--- START ---

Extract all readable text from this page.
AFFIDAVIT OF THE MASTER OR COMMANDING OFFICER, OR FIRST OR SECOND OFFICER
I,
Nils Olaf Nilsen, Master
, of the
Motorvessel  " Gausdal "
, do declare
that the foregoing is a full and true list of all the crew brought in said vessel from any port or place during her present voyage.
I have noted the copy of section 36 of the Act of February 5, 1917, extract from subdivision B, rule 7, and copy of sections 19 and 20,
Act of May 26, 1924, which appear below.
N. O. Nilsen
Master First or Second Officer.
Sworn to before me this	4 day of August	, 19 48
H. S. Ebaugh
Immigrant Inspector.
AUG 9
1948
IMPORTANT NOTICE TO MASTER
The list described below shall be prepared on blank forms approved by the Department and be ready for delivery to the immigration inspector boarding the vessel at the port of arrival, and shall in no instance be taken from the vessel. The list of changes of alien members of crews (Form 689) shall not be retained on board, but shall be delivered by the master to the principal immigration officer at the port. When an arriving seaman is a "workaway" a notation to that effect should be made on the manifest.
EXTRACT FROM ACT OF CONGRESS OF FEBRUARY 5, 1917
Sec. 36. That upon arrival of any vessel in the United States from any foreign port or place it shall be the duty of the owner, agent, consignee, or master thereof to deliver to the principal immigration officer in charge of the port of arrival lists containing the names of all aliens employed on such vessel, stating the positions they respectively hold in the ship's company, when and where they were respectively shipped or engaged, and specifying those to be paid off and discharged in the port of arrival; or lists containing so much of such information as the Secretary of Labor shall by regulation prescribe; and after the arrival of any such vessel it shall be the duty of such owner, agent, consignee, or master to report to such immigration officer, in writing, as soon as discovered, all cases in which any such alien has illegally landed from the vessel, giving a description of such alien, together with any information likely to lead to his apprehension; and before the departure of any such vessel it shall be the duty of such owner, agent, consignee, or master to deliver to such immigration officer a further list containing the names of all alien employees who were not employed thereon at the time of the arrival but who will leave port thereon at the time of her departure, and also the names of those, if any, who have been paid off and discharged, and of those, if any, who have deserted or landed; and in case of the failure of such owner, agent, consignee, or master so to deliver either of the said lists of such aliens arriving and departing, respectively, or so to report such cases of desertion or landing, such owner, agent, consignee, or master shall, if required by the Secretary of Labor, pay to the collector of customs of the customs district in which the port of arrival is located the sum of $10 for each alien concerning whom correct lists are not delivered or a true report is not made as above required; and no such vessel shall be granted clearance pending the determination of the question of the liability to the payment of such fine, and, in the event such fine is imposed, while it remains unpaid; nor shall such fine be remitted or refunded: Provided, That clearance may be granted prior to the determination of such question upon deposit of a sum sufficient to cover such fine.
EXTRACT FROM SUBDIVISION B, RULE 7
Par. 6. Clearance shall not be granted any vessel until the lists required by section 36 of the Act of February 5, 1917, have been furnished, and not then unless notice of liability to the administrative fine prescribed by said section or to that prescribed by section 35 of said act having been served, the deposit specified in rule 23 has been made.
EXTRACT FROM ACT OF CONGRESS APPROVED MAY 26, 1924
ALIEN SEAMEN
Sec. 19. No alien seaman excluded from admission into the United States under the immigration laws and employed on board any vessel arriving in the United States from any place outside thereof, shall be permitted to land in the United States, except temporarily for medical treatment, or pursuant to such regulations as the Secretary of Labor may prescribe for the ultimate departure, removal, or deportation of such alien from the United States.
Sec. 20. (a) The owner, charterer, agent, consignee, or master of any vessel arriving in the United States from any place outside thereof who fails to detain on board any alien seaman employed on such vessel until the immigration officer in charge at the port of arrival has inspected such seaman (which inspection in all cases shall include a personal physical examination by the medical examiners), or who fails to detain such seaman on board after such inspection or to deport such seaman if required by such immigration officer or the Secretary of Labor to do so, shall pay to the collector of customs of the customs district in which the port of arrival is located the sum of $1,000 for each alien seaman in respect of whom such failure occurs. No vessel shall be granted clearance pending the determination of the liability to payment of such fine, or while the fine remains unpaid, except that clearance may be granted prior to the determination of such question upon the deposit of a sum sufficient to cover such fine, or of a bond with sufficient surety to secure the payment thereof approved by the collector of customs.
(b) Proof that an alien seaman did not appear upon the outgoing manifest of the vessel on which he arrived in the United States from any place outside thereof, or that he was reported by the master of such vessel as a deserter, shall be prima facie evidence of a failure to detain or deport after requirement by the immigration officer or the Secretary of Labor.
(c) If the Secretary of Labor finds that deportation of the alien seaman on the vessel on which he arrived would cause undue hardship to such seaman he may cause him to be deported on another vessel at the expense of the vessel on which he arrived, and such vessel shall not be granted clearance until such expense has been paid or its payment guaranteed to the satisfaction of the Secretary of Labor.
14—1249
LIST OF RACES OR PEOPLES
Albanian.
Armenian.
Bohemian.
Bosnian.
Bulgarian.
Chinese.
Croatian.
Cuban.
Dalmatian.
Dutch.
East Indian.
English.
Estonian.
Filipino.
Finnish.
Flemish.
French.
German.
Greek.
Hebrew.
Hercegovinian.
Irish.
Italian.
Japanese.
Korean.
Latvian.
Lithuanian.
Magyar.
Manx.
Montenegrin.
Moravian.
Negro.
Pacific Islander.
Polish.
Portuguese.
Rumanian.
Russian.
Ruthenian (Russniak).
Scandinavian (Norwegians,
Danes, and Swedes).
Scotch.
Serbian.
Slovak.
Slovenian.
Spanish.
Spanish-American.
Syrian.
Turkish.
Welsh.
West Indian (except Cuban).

--- END ---

All of the lines above must be returned exactly.

▶ ANSWER TO THIS EXERCISE:
Extract all readable text from this page.
AFFIDAVIT OF THE MASTER OR COMMANDING OFFICER, OR FIRST OR SECOND OFFICER
I,
Nils Olaf Nilsen, Master
, of the
Motorvessel  " Gausdal "
, do declare
that the foregoing is a full and true list of all the crew brought in said vessel from any port or place during her present voyage.
I have noted the copy of section 36 of the Act of February 5, 1917, extract from subdivision B, rule 7, and copy of sections 19 and 20,
Act of May 26, 1924, which appear below.
N. O. Nilsen
Master First or Second Officer.
Sworn to before me this	4 day of August	, 19 48
H. S. Ebaugh
Immigrant Inspector.
AUG 9
1948
IMPORTANT NOTICE TO MASTER
The list described below shall be prepared on blank forms approved by the Department and be ready for delivery to the immigration inspector boarding the vessel at the port of arrival, and shall in no instance be taken from the vessel. The list of changes of alien members of crews (Form 689) shall not be retained on board, but shall be delivered by the master to the principal immigration officer at the port. When an arriving seaman is a "workaway" a notation to that effect should be made on the manifest.
EXTRACT FROM ACT OF CONGRESS OF FEBRUARY 5, 1917
Sec. 36. That upon arrival of any vessel in the United States from any foreign port or place it shall be the duty of the owner, agent, consignee, or master thereof to deliver to the principal immigration officer in charge of the port of arrival lists containing the names of all aliens employed on such vessel, stating the positions they respectively hold in the ship's company, when and where they were respectively shipped or engaged, and specifying those to be paid off and discharged in the port of arrival; or lists containing so much of such information as the Secretary of Labor shall by regulation prescribe; and after the arrival of any such vessel it shall be the duty of such owner, agent, consignee, or master to report to such immigration officer, in writing, as soon as discovered, all cases in which any such alien has illegally landed from the vessel, giving a description of such alien, together with any information likely to lead to his apprehension; and before the departure of any such vessel it shall be the duty of such owner, agent, consignee, or master to deliver to such immigration officer a further list containing the names of all alien employees who were not employed thereon at the time of the arrival but who will leave port thereon at the time of her departure, and also the names of those, if any, who have been paid off and discharged, and of those, if any, who have deserted or landed; and in case of the failure of such owner, agent, consignee, or master so to deliver either of the said lists of such aliens arriving and departing, respectively, or so to report such cases of desertion or landing, such owner, agent, consignee, or master shall, if required by the Secretary of Labor, pay to the collector of customs of the customs district in which the port of arrival is located the sum of $10 for each alien concerning whom correct lists are not delivered or a true report is not made as above required; and no such vessel shall be granted clearance pending the determination of the question of the liability to the payment of such fine, and, in the event such fine is imposed, while it remains unpaid; nor shall such fine be remitted or refunded: Provided, That clearance may be granted prior to the determination of such question upon deposit of a sum sufficient to cover such fine.
EXTRACT FROM SUBDIVISION B, RULE 7
Par. 6. Clearance shall not be granted any vessel until the lists required by section 36 of the Act of February 5, 1917, have been furnished, and not then unless notice of liability to the administrative fine prescribed by said section or to that prescribed by section 35 of said act having been served, the deposit specified in rule 23 has been made.
EXTRACT FROM ACT OF CONGRESS APPROVED MAY 26, 1924
ALIEN SEAMEN
Sec. 19. No alien seaman excluded from admission into the United States under the immigration laws and employed on board any vessel arriving in the United States from any place outside thereof, shall be permitted to land in the United States, except temporarily for medical treatment, or pursuant to such regulations as the Secretary of Labor may prescribe for the ultimate departure, removal, or deportation of such alien from the United States.
Sec. 20. (a) The owner, charterer, agent, consignee, or master of any vessel arriving in the United States from any place outside thereof who fails to detain on board any alien seaman employed on such vessel until the immigration officer in charge at the port of arrival has inspected such seaman (which inspection in all cases shall include a personal physical examination by the medical examiners), or who fails to detain such seaman on board after such inspection or to deport such seaman if required by such immigration officer or the Secretary of Labor to do so, shall pay to the collector of customs of the customs district in which the port of arrival is located the sum of $1,000 for each alien seaman in respect of whom such failure occurs. No vessel shall be granted clearance pending the determination of the liability to payment of such fine, or while the fine remains unpaid, except that clearance may be granted prior to the determination of such question upon the deposit of a sum sufficient to cover such fine, or of a bond with sufficient surety to secure the payment thereof approved by the collector of customs.
(b) Proof that an alien seaman did not appear upon the outgoing manifest of the vessel on which he arrived in the United States from any place outside thereof, or that he was reported by the master of such vessel as a deserter, shall be prima facie evidence of a failure to detain or deport after requirement by the immigration officer or the Secretary of Labor.
(c) If the Secretary of Labor finds that deportation of the alien seaman on the vessel on which he arrived would cause undue hardship to such seaman he may cause him to be deported on another vessel at the expense of the vessel on which he arrived, and such vessel shall not be granted clearance until such expense has been paid or its payment guaranteed to the satisfaction of the Secretary of Labor.
14—1249
LIST OF RACES OR PEOPLES
Albanian.
Armenian.
Bohemian.
Bosnian.
Bulgarian.
Chinese.
Croatian.
Cuban.
Dalmatian.
Dutch.
East Indian.
English.
Estonian.
Filipino.
Finnish.
Flemish.
French.
German.
Greek.
Hebrew.
Hercegovinian.
Irish.
Italian.
Japanese.
Korean.
Latvian.
Lithuanian.
Magyar.
Manx.
Montenegrin.
Moravian.
Negro.
Pacific Islander.
Polish.
Portuguese.
Rumanian.
Russian.
Ruthenian (Russniak).
Scandinavian (Norwegians,
Danes, and Swedes).
Scotch.
Serbian.
Slovak.
Slovenian.
Spanish.
Spanish-American.
Syrian.
Turkish.
Welsh.
West Indian (except Cuban).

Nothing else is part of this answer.